== Exercise requirements ==
Report the number of lines in the entries below that include the word "name", and nothing else.

== Material ==

++++++

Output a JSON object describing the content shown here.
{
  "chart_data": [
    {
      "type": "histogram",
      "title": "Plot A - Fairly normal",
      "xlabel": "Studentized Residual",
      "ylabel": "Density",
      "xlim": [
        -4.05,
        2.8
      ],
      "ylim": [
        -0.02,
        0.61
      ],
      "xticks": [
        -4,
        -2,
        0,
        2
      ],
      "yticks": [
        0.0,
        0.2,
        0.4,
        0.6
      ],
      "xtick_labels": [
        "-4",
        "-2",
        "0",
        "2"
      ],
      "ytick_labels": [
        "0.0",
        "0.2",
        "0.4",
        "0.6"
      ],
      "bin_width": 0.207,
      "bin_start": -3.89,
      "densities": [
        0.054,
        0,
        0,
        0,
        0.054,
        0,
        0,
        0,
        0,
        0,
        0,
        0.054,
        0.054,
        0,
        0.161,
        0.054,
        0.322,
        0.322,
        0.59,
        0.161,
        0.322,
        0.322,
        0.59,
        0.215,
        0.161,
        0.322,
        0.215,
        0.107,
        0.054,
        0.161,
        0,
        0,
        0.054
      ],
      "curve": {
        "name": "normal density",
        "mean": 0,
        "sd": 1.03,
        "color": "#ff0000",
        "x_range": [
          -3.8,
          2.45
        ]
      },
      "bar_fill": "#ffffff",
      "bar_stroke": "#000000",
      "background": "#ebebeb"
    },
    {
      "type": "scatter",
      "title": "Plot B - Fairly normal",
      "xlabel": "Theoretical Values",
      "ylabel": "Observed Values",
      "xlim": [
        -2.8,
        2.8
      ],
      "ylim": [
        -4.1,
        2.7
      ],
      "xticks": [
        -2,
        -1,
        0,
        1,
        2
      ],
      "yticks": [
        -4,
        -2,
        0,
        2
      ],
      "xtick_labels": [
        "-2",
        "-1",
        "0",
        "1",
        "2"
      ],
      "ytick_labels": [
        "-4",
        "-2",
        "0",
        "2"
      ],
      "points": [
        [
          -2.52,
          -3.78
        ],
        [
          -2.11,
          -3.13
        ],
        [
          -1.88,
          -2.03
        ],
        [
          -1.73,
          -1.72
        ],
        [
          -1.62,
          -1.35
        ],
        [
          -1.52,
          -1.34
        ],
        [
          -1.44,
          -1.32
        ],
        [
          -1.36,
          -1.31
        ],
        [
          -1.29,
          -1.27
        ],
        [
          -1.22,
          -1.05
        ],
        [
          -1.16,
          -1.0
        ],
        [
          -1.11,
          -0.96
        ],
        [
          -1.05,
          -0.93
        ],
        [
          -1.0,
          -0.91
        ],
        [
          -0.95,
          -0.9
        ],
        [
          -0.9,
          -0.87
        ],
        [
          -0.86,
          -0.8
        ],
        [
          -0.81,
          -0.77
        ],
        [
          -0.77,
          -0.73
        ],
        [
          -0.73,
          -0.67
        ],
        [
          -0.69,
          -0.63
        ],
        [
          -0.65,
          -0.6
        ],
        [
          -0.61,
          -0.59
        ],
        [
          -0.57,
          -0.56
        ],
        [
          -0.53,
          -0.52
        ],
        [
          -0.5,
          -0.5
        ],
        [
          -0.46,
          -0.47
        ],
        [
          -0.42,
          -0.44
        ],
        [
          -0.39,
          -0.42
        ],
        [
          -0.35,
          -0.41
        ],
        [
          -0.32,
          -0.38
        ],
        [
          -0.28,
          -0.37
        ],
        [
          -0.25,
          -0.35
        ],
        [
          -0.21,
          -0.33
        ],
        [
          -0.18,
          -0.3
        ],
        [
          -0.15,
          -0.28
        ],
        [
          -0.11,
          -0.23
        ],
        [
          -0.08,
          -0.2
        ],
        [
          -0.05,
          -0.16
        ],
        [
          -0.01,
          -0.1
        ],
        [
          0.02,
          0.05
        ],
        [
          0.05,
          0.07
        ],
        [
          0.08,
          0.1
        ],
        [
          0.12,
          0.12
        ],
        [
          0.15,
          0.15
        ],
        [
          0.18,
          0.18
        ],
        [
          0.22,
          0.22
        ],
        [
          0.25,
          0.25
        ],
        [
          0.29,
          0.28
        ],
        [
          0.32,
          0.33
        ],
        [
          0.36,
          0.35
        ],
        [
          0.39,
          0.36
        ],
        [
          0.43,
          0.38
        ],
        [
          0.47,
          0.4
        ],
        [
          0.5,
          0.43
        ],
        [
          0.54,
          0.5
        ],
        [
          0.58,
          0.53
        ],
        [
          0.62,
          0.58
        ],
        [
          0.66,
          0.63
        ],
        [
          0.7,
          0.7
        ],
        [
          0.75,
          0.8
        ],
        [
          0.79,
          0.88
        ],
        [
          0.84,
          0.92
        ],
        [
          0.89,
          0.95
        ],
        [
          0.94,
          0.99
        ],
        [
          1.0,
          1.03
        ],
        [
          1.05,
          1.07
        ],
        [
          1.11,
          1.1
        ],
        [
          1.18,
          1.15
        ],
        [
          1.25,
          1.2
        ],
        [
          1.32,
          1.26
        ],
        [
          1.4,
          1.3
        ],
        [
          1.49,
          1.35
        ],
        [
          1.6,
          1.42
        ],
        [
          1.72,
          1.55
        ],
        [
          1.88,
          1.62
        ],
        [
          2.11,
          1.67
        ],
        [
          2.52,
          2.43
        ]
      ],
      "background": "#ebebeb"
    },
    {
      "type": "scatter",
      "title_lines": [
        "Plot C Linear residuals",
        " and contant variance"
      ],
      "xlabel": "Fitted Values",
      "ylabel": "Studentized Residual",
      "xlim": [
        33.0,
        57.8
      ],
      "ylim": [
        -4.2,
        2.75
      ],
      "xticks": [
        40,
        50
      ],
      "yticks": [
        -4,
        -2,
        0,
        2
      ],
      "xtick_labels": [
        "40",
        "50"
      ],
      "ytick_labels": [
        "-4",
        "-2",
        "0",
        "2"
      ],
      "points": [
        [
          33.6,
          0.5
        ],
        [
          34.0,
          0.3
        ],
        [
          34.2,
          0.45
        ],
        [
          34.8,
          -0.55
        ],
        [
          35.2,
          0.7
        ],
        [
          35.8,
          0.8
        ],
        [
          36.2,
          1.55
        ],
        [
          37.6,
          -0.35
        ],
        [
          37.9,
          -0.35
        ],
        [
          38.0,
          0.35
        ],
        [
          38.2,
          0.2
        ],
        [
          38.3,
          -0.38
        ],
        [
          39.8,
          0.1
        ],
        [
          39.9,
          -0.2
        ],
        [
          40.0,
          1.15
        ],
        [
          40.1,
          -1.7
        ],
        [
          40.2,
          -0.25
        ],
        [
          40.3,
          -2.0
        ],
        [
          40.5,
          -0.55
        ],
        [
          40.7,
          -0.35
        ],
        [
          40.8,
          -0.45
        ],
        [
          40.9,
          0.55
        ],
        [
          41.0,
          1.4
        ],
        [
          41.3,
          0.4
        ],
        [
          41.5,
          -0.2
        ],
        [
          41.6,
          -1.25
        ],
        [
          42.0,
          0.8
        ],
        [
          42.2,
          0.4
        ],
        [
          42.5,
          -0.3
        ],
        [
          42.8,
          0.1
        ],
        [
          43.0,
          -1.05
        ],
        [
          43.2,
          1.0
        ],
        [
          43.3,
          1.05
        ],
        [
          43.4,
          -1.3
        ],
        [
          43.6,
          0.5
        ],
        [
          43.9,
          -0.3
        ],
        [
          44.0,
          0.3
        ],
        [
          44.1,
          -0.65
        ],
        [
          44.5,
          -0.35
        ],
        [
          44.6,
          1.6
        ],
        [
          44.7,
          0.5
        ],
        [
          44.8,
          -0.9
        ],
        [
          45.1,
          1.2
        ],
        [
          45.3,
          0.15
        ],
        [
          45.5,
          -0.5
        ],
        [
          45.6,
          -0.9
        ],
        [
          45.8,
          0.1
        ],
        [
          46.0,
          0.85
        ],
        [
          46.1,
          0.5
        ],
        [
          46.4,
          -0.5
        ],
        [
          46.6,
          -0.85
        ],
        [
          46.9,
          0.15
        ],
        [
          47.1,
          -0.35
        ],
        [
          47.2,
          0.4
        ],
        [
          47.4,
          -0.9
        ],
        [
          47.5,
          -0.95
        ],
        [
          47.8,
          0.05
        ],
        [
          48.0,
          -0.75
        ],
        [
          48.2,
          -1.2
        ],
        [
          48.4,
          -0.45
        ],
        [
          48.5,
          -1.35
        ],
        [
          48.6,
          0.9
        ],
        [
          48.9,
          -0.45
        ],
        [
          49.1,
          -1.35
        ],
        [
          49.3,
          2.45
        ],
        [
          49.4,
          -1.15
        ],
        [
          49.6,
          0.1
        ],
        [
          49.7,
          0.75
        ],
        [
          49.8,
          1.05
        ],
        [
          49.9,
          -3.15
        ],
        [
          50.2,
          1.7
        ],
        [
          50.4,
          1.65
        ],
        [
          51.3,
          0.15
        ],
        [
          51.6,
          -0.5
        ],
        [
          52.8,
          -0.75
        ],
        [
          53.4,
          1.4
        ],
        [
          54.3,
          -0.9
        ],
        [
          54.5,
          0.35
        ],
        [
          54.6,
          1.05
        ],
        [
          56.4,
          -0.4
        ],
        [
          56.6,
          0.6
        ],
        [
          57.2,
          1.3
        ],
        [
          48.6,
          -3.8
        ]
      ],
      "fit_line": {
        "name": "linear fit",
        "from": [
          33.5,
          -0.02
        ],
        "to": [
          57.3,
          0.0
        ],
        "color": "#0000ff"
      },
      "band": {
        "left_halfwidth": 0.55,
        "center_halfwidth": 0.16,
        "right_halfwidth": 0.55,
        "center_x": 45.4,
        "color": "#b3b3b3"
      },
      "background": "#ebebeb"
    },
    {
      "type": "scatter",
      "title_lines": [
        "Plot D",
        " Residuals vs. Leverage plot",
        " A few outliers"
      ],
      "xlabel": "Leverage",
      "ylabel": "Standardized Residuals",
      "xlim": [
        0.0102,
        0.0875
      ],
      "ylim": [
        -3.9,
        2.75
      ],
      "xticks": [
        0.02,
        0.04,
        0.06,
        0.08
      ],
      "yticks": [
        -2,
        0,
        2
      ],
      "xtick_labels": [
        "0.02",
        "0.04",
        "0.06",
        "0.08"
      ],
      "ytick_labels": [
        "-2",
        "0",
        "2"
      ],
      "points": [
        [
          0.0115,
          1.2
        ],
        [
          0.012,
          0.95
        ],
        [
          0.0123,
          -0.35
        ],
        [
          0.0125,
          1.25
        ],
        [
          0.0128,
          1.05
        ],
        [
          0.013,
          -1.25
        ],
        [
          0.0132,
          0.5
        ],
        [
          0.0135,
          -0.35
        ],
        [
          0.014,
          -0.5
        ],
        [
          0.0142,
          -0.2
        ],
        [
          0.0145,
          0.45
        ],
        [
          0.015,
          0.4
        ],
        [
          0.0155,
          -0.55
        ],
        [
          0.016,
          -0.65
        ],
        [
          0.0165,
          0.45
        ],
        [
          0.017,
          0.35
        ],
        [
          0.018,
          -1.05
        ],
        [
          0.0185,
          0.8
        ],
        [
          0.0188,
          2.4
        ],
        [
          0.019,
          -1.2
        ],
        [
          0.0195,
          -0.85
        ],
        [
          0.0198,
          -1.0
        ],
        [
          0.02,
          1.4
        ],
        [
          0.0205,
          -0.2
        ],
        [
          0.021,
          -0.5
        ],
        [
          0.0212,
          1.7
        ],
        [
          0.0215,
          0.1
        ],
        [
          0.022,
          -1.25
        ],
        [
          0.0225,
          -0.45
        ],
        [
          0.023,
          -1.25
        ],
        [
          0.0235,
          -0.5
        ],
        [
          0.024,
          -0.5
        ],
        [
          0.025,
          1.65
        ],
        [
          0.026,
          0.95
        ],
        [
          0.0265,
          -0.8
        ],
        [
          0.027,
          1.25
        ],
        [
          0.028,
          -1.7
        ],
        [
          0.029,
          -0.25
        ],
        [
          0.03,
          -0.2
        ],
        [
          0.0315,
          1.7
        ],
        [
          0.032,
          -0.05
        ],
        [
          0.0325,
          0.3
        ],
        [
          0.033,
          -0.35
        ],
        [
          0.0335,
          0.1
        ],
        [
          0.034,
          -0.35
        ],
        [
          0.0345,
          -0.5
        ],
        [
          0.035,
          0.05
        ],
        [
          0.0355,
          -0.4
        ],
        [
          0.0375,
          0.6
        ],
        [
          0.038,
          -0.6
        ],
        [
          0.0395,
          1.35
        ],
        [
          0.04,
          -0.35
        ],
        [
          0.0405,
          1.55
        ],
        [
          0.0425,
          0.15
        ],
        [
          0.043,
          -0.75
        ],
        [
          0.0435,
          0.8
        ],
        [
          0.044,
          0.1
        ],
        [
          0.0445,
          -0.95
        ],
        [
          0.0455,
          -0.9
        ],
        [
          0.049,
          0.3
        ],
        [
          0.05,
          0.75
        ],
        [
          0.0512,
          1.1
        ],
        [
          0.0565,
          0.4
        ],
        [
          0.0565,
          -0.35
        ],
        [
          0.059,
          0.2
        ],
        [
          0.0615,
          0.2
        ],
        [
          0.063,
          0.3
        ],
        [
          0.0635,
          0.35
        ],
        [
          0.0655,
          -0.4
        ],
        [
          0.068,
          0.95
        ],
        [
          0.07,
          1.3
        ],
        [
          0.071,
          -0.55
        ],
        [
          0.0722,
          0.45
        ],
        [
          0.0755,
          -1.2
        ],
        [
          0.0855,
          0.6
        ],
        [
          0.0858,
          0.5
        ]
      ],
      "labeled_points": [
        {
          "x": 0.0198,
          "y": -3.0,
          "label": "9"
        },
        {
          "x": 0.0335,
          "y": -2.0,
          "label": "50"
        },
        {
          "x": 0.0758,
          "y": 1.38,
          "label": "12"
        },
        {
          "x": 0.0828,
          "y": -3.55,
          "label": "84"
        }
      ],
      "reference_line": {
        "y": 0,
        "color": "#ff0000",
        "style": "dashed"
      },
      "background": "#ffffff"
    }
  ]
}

++++++

== The reply ==
2